[Problem]:
Below are some entries. Copy each line that holds the string "ylabel".

** Begin Source material **

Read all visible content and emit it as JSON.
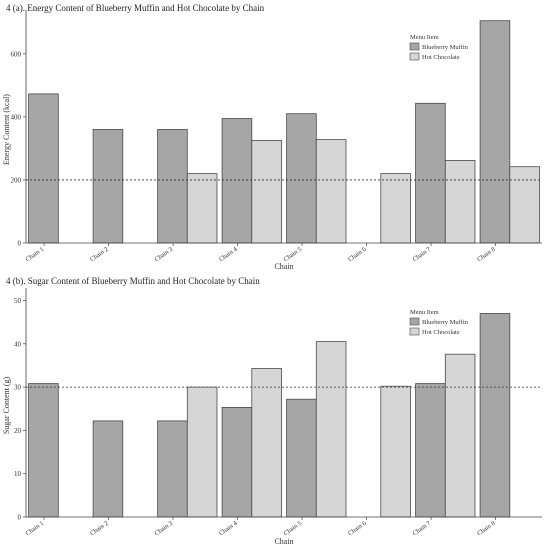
{
  "chart_data": [
    {
      "type": "bar",
      "title": "4 (a). Energy Content of Blueberry Muffin and Hot Chocolate by Chain",
      "xlabel": "Chain",
      "ylabel": "Energy Content (kcal)",
      "categories": [
        "Chain 1",
        "Chain 2",
        "Chain 3",
        "Chain 4",
        "Chain 5",
        "Chain 6",
        "Chain 7",
        "Chain 8"
      ],
      "series": [
        {
          "name": "Blueberry Muffin",
          "values": [
            473,
            360,
            360,
            395,
            410,
            null,
            443,
            705
          ]
        },
        {
          "name": "Hot Chocolate",
          "values": [
            null,
            null,
            220,
            325,
            328,
            220,
            262,
            242
          ]
        }
      ],
      "yticks": [
        0,
        200,
        400,
        600
      ],
      "ylim": [
        0,
        720
      ],
      "reference_line": 200,
      "legend_title": "Menu Item",
      "legend_position": "top-right",
      "grid": false,
      "colors": {
        "Blueberry Muffin": "#a6a6a6",
        "Hot Chocolate": "#d6d6d6"
      }
    },
    {
      "type": "bar",
      "title": "4 (b). Sugar Content of Blueberry Muffin and Hot Chocolate by Chain",
      "xlabel": "Chain",
      "ylabel": "Sugar Content (g)",
      "categories": [
        "Chain 1",
        "Chain 2",
        "Chain 3",
        "Chain 4",
        "Chain 5",
        "Chain 6",
        "Chain 7",
        "Chain 8"
      ],
      "series": [
        {
          "name": "Blueberry Muffin",
          "values": [
            30.8,
            22.2,
            22.2,
            25.3,
            27.2,
            null,
            30.8,
            47
          ]
        },
        {
          "name": "Hot Chocolate",
          "values": [
            null,
            null,
            30,
            34.3,
            40.5,
            30.2,
            37.6,
            null
          ]
        }
      ],
      "yticks": [
        0,
        10,
        20,
        30,
        40,
        50
      ],
      "ylim": [
        0,
        51.5
      ],
      "reference_line": 30,
      "legend_title": "Menu Item",
      "legend_position": "top-right",
      "grid": false,
      "colors": {
        "Blueberry Muffin": "#a6a6a6",
        "Hot Chocolate": "#d6d6d6"
      }
    }
  ]
}
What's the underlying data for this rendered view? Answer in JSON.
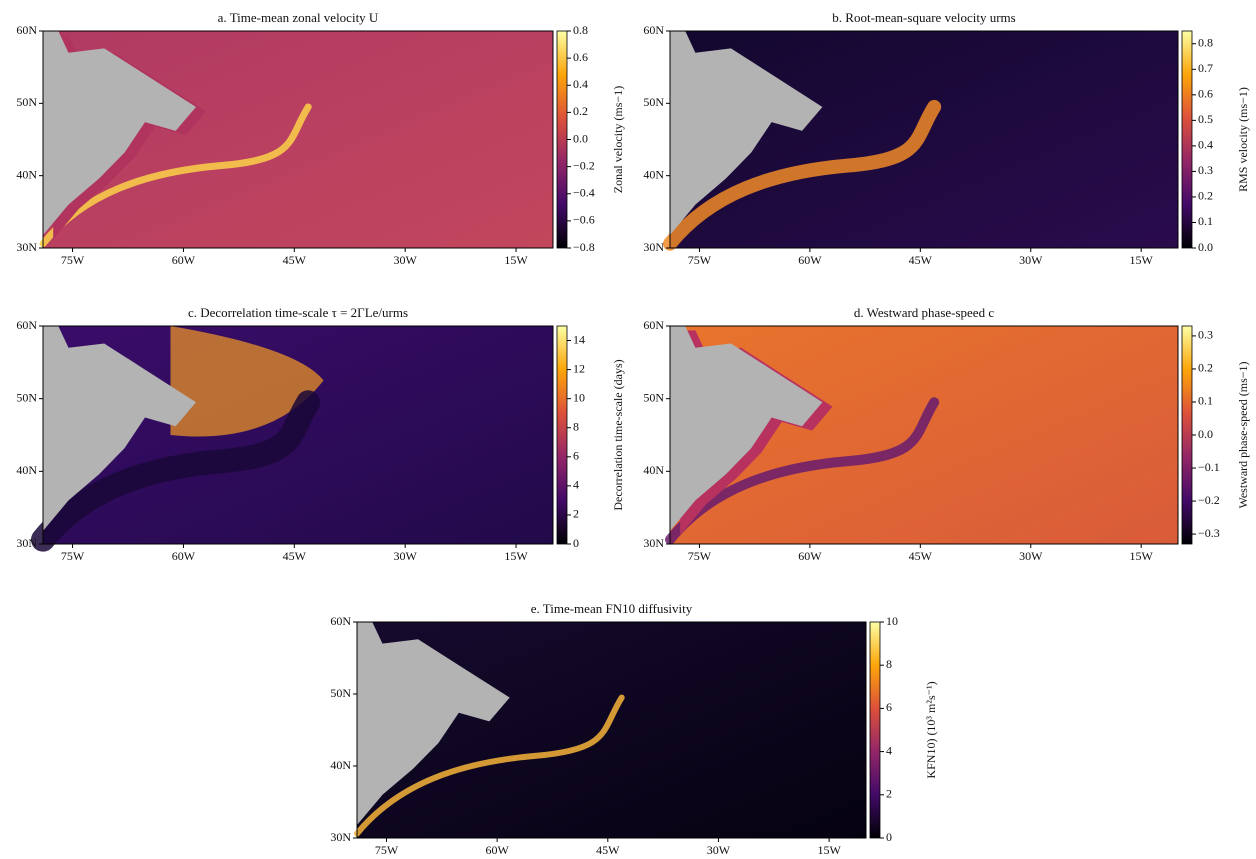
{
  "chart_data": [
    {
      "type": "map",
      "title": "a. Time-mean zonal velocity U",
      "colorbar_label": "Zonal velocity (ms−1)",
      "colormap": "inferno",
      "xlim": [
        -79,
        -10
      ],
      "ylim": [
        30,
        60
      ],
      "xticks": [
        {
          "value": -75,
          "label": "75W"
        },
        {
          "value": -60,
          "label": "60W"
        },
        {
          "value": -45,
          "label": "45W"
        },
        {
          "value": -30,
          "label": "30W"
        },
        {
          "value": -15,
          "label": "15W"
        }
      ],
      "yticks": [
        {
          "value": 30,
          "label": "30N"
        },
        {
          "value": 40,
          "label": "40N"
        },
        {
          "value": 50,
          "label": "50N"
        },
        {
          "value": 60,
          "label": "60N"
        }
      ],
      "clim": [
        -0.8,
        0.8
      ],
      "cticks": [
        {
          "value": -0.8,
          "label": "−0.8"
        },
        {
          "value": -0.6,
          "label": "−0.6"
        },
        {
          "value": -0.4,
          "label": "−0.4"
        },
        {
          "value": -0.2,
          "label": "−0.2"
        },
        {
          "value": 0,
          "label": "0.0"
        },
        0.2,
        0.4,
        0.6,
        0.8
      ]
    },
    {
      "type": "map",
      "title": "b. Root-mean-square velocity urms",
      "colorbar_label": "RMS velocity (ms−1)",
      "colormap": "inferno",
      "xlim": [
        -79,
        -10
      ],
      "ylim": [
        30,
        60
      ],
      "xticks": [
        {
          "value": -75,
          "label": "75W"
        },
        {
          "value": -60,
          "label": "60W"
        },
        {
          "value": -45,
          "label": "45W"
        },
        {
          "value": -30,
          "label": "30W"
        },
        {
          "value": -15,
          "label": "15W"
        }
      ],
      "yticks": [
        {
          "value": 30,
          "label": "30N"
        },
        {
          "value": 40,
          "label": "40N"
        },
        {
          "value": 50,
          "label": "50N"
        },
        {
          "value": 60,
          "label": "60N"
        }
      ],
      "clim": [
        0,
        0.85
      ],
      "cticks": [
        {
          "value": 0,
          "label": "0.0"
        },
        0.1,
        0.2,
        0.3,
        0.4,
        0.5,
        0.6,
        0.7,
        0.8
      ]
    },
    {
      "type": "map",
      "title": "c. Decorrelation time-scale τ = 2ΓLe/urms",
      "colorbar_label": "Decorrelation time-scale (days)",
      "colormap": "inferno",
      "xlim": [
        -79,
        -10
      ],
      "ylim": [
        30,
        60
      ],
      "xticks": [
        {
          "value": -75,
          "label": "75W"
        },
        {
          "value": -60,
          "label": "60W"
        },
        {
          "value": -45,
          "label": "45W"
        },
        {
          "value": -30,
          "label": "30W"
        },
        {
          "value": -15,
          "label": "15W"
        }
      ],
      "yticks": [
        {
          "value": 30,
          "label": "30N"
        },
        {
          "value": 40,
          "label": "40N"
        },
        {
          "value": 50,
          "label": "50N"
        },
        {
          "value": 60,
          "label": "60N"
        }
      ],
      "clim": [
        0,
        15
      ],
      "cticks": [
        0,
        2,
        4,
        6,
        8,
        10,
        12,
        14
      ]
    },
    {
      "type": "map",
      "title": "d. Westward phase-speed c",
      "colorbar_label": "Westward phase-speed (ms−1)",
      "colormap": "inferno",
      "xlim": [
        -79,
        -10
      ],
      "ylim": [
        30,
        60
      ],
      "xticks": [
        {
          "value": -75,
          "label": "75W"
        },
        {
          "value": -60,
          "label": "60W"
        },
        {
          "value": -45,
          "label": "45W"
        },
        {
          "value": -30,
          "label": "30W"
        },
        {
          "value": -15,
          "label": "15W"
        }
      ],
      "yticks": [
        {
          "value": 30,
          "label": "30N"
        },
        {
          "value": 40,
          "label": "40N"
        },
        {
          "value": 50,
          "label": "50N"
        },
        {
          "value": 60,
          "label": "60N"
        }
      ],
      "clim": [
        -0.33,
        0.33
      ],
      "cticks": [
        {
          "value": -0.3,
          "label": "−0.3"
        },
        {
          "value": -0.2,
          "label": "−0.2"
        },
        {
          "value": -0.1,
          "label": "−0.1"
        },
        {
          "value": 0,
          "label": "0.0"
        },
        0.1,
        0.2,
        0.3
      ]
    },
    {
      "type": "map",
      "title": "e. Time-mean FN10 diffusivity",
      "colorbar_label": "KFN10) (10³ m²s⁻¹)",
      "colormap": "inferno",
      "xlim": [
        -79,
        -10
      ],
      "ylim": [
        30,
        60
      ],
      "xticks": [
        {
          "value": -75,
          "label": "75W"
        },
        {
          "value": -60,
          "label": "60W"
        },
        {
          "value": -45,
          "label": "45W"
        },
        {
          "value": -30,
          "label": "30W"
        },
        {
          "value": -15,
          "label": "15W"
        }
      ],
      "yticks": [
        {
          "value": 30,
          "label": "30N"
        },
        {
          "value": 40,
          "label": "40N"
        },
        {
          "value": 50,
          "label": "50N"
        },
        {
          "value": 60,
          "label": "60N"
        }
      ],
      "clim": [
        0,
        10
      ],
      "cticks": [
        0,
        2,
        4,
        6,
        8,
        10
      ]
    }
  ]
}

** End Source material **

[Output of the task]:
      "ylabel": "Energy Content (kcal)",
      "ylabel": "Sugar Content (g)",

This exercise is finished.